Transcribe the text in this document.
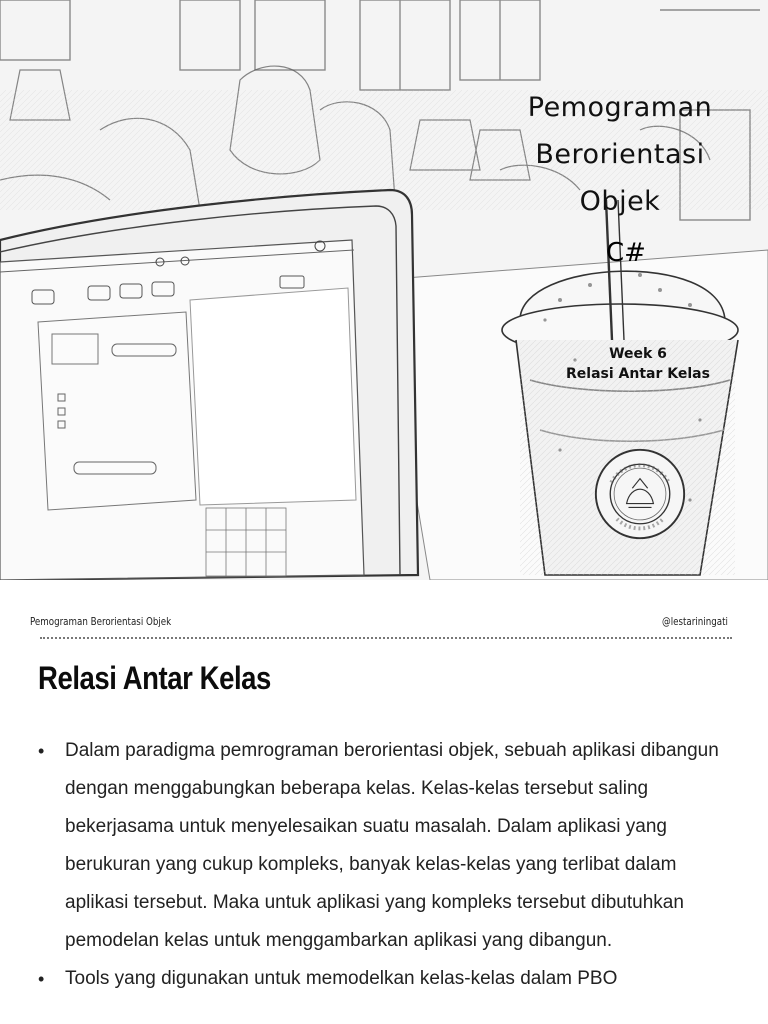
Pemograman
Berorientasi
Objek
C#
Week 6
Relasi Antar Kelas
Pemograman Berorientasi Objek	@lestariningati
Relasi Antar Kelas
• Dalam paradigma pemrograman berorientasi objek, sebuah aplikasi dibangun dengan menggabungkan beberapa kelas. Kelas-kelas tersebut saling bekerjasama untuk menyelesaikan suatu masalah. Dalam aplikasi yang berukuran yang cukup kompleks, banyak kelas-kelas yang terlibat dalam aplikasi tersebut. Maka untuk aplikasi yang kompleks tersebut dibutuhkan pemodelan kelas untuk menggambarkan aplikasi yang dibangun.
• Tools yang digunakan untuk memodelkan kelas-kelas dalam PBO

::::::::::

Reproduce each line of the records exactly, and omit every picture.

**Full output:**
Transcribe the text in this document.
Pemograman
Berorientasi
Objek
C#
Week 6
Relasi Antar Kelas
Pemograman Berorientasi Objek	@lestariningati
Relasi Antar Kelas
• Dalam paradigma pemrograman berorientasi objek, sebuah aplikasi dibangun dengan menggabungkan beberapa kelas. Kelas-kelas tersebut saling bekerjasama untuk menyelesaikan suatu masalah. Dalam aplikasi yang berukuran yang cukup kompleks, banyak kelas-kelas yang terlibat dalam aplikasi tersebut. Maka untuk aplikasi yang kompleks tersebut dibutuhkan pemodelan kelas untuk menggambarkan aplikasi yang dibangun.
• Tools yang digunakan untuk memodelkan kelas-kelas dalam PBO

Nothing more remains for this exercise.